─── Given data

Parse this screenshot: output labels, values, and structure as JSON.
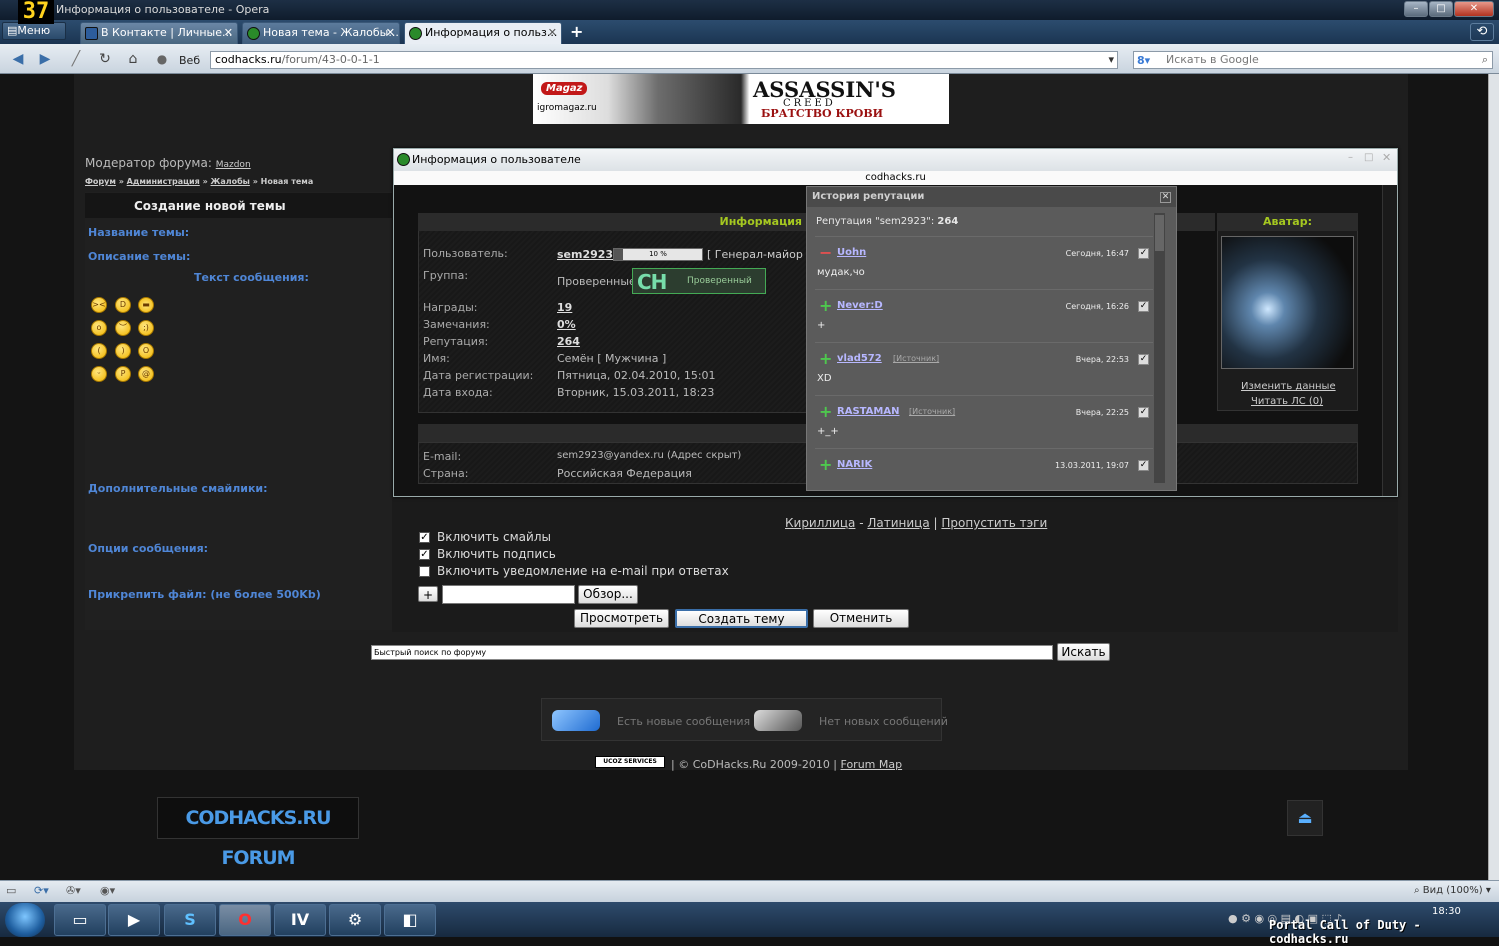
{
  "window": {
    "title": "Информация о пользователе - Opera",
    "logo": "37"
  },
  "tabs": [
    {
      "label": "В Контакте | Личные..."
    },
    {
      "label": "Новая тема - Жалобы..."
    },
    {
      "label": "Информация о польз..."
    }
  ],
  "menu_label": "Меню",
  "address": {
    "scheme_label": "Веб",
    "host": "codhacks.ru",
    "path": "/forum/43-0-0-1-1",
    "search_placeholder": "Искать в Google"
  },
  "banner": {
    "magaz": "Magaz",
    "site": "igromagaz.ru",
    "title": "ASSASSIN'S",
    "subtitle": "CREED",
    "tag": "БРАТСТВО КРОВИ"
  },
  "forum": {
    "moderator_label": "Модератор форума:",
    "moderator_name": "Mazdon",
    "breadcrumb": [
      "Форум",
      "Администрация",
      "Жалобы",
      "Новая тема"
    ],
    "new_topic_header": "Создание новой темы",
    "topic_name_label": "Название темы:",
    "topic_desc_label": "Описание темы:",
    "message_text_label": "Текст сообщения:",
    "extra_smilies_label": "Дополнительные смайлики:",
    "options_label": "Опции сообщения:",
    "attach_label": "Прикрепить файл: (не более 500Kb)",
    "translit": [
      "Кириллица",
      "Латиница",
      "Пропустить тэги"
    ],
    "options": [
      {
        "label": "Включить смайлы",
        "checked": true
      },
      {
        "label": "Включить подпись",
        "checked": true
      },
      {
        "label": "Включить уведомление на e-mail при ответах",
        "checked": false
      }
    ],
    "plus_button": "+",
    "browse_button": "Обзор...",
    "preview_button": "Просмотреть",
    "create_button": "Создать тему",
    "cancel_button": "Отменить",
    "quick_search_placeholder": "Быстрый поиск по форуму",
    "search_button": "Искать",
    "legend_new": "Есть новые сообщения",
    "legend_none": "Нет новых сообщений",
    "ucoz_label": "UCOZ SERVICES",
    "footer_copy": "| © CoDHacks.Ru 2009-2010 |",
    "footer_map": "Forum Map",
    "logo_text": "CODHACKS.RU FORUM"
  },
  "popup": {
    "title": "Информация о пользователе",
    "host": "codhacks.ru",
    "info_header": "Информация",
    "rows": [
      {
        "label": "Пользователь:",
        "value": "sem2923"
      },
      {
        "label": "Группа:",
        "value": "Проверенные"
      },
      {
        "label": "Награды:",
        "value": "19"
      },
      {
        "label": "Замечания:",
        "value": "0%"
      },
      {
        "label": "Репутация:",
        "value": "264"
      },
      {
        "label": "Имя:",
        "value": "Семён [ Мужчина ]"
      },
      {
        "label": "Дата регистрации:",
        "value": "Пятница, 02.04.2010, 15:01"
      },
      {
        "label": "Дата входа:",
        "value": "Вторник, 15.03.2011, 18:23"
      }
    ],
    "progress_text": "10 %",
    "progress": 0.1,
    "rank": "[ Генерал-майор ]",
    "group_badge_ch": "CH",
    "group_badge_label": "Проверенный",
    "email_label": "E-mail:",
    "email_value": "sem2923@yandex.ru (Адрес скрыт)",
    "country_label": "Страна:",
    "country_value": "Российская Федерация",
    "avatar_header": "Аватар:",
    "edit_link": "Изменить данные",
    "read_pm_link": "Читать ЛС (0)"
  },
  "reputation": {
    "title": "История репутации",
    "summary_prefix": "Репутация \"sem2923\": ",
    "summary_value": "264",
    "source_label": "[Источник]",
    "entries": [
      {
        "sign": "−",
        "nick": "Uohn",
        "date": "Сегодня, 16:47",
        "text": "мудак,чо",
        "has_source": false
      },
      {
        "sign": "+",
        "nick": "Never:D",
        "date": "Сегодня, 16:26",
        "text": "+",
        "has_source": false
      },
      {
        "sign": "+",
        "nick": "vlad572",
        "date": "Вчера, 22:53",
        "text": "XD",
        "has_source": true
      },
      {
        "sign": "+",
        "nick": "RASTAMAN",
        "date": "Вчера, 22:25",
        "text": "+_+",
        "has_source": true
      },
      {
        "sign": "+",
        "nick": "NARIK",
        "date": "13.03.2011, 19:07",
        "text": "",
        "has_source": false
      }
    ]
  },
  "statusbar": {
    "zoom": "Вид (100%)"
  },
  "taskbar": {
    "clock": "18:30",
    "watermark": "Portal Call of Duty - codhacks.ru"
  },
  "colors": {
    "accent_green": "#a5c820",
    "link_blue": "#4f86d6",
    "minus": "#e05050",
    "plus": "#4ec84e"
  }
}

──────

#### What to do:
In the copy, include all records verbatim but no images.

#### Task solution:
Parse this screenshot: output labels, values, and structure as JSON.
{
  "window": {
    "title": "Информация о пользователе - Opera",
    "logo": "37"
  },
  "tabs": [
    {
      "label": "В Контакте | Личные..."
    },
    {
      "label": "Новая тема - Жалобы..."
    },
    {
      "label": "Информация о польз..."
    }
  ],
  "menu_label": "Меню",
  "address": {
    "scheme_label": "Веб",
    "host": "codhacks.ru",
    "path": "/forum/43-0-0-1-1",
    "search_placeholder": "Искать в Google"
  },
  "banner": {
    "magaz": "Magaz",
    "site": "igromagaz.ru",
    "title": "ASSASSIN'S",
    "subtitle": "CREED",
    "tag": "БРАТСТВО КРОВИ"
  },
  "forum": {
    "moderator_label": "Модератор форума:",
    "moderator_name": "Mazdon",
    "breadcrumb": [
      "Форум",
      "Администрация",
      "Жалобы",
      "Новая тема"
    ],
    "new_topic_header": "Создание новой темы",
    "topic_name_label": "Название темы:",
    "topic_desc_label": "Описание темы:",
    "message_text_label": "Текст сообщения:",
    "extra_smilies_label": "Дополнительные смайлики:",
    "options_label": "Опции сообщения:",
    "attach_label": "Прикрепить файл: (не более 500Kb)",
    "translit": [
      "Кириллица",
      "Латиница",
      "Пропустить тэги"
    ],
    "options": [
      {
        "label": "Включить смайлы",
        "checked": true
      },
      {
        "label": "Включить подпись",
        "checked": true
      },
      {
        "label": "Включить уведомление на e-mail при ответах",
        "checked": false
      }
    ],
    "plus_button": "+",
    "browse_button": "Обзор...",
    "preview_button": "Просмотреть",
    "create_button": "Создать тему",
    "cancel_button": "Отменить",
    "quick_search_placeholder": "Быстрый поиск по форуму",
    "search_button": "Искать",
    "legend_new": "Есть новые сообщения",
    "legend_none": "Нет новых сообщений",
    "ucoz_label": "UCOZ SERVICES",
    "footer_copy": "| © CoDHacks.Ru 2009-2010 |",
    "footer_map": "Forum Map",
    "logo_text": "CODHACKS.RU FORUM"
  },
  "popup": {
    "title": "Информация о пользователе",
    "host": "codhacks.ru",
    "info_header": "Информация",
    "rows": [
      {
        "label": "Пользователь:",
        "value": "sem2923"
      },
      {
        "label": "Группа:",
        "value": "Проверенные"
      },
      {
        "label": "Награды:",
        "value": "19"
      },
      {
        "label": "Замечания:",
        "value": "0%"
      },
      {
        "label": "Репутация:",
        "value": "264"
      },
      {
        "label": "Имя:",
        "value": "Семён [ Мужчина ]"
      },
      {
        "label": "Дата регистрации:",
        "value": "Пятница, 02.04.2010, 15:01"
      },
      {
        "label": "Дата входа:",
        "value": "Вторник, 15.03.2011, 18:23"
      }
    ],
    "progress_text": "10 %",
    "progress": 0.1,
    "rank": "[ Генерал-майор ]",
    "group_badge_ch": "CH",
    "group_badge_label": "Проверенный",
    "email_label": "E-mail:",
    "email_value": "sem2923@yandex.ru (Адрес скрыт)",
    "country_label": "Страна:",
    "country_value": "Российская Федерация",
    "avatar_header": "Аватар:",
    "edit_link": "Изменить данные",
    "read_pm_link": "Читать ЛС (0)"
  },
  "reputation": {
    "title": "История репутации",
    "summary_prefix": "Репутация \"sem2923\": ",
    "summary_value": "264",
    "source_label": "[Источник]",
    "entries": [
      {
        "sign": "−",
        "nick": "Uohn",
        "date": "Сегодня, 16:47",
        "text": "мудак,чо",
        "has_source": false
      },
      {
        "sign": "+",
        "nick": "Never:D",
        "date": "Сегодня, 16:26",
        "text": "+",
        "has_source": false
      },
      {
        "sign": "+",
        "nick": "vlad572",
        "date": "Вчера, 22:53",
        "text": "XD",
        "has_source": true
      },
      {
        "sign": "+",
        "nick": "RASTAMAN",
        "date": "Вчера, 22:25",
        "text": "+_+",
        "has_source": true
      },
      {
        "sign": "+",
        "nick": "NARIK",
        "date": "13.03.2011, 19:07",
        "text": "",
        "has_source": false
      }
    ]
  },
  "statusbar": {
    "zoom": "Вид (100%)"
  },
  "taskbar": {
    "clock": "18:30",
    "watermark": "Portal Call of Duty - codhacks.ru"
  },
  "colors": {
    "accent_green": "#a5c820",
    "link_blue": "#4f86d6",
    "minus": "#e05050",
    "plus": "#4ec84e"
  }
}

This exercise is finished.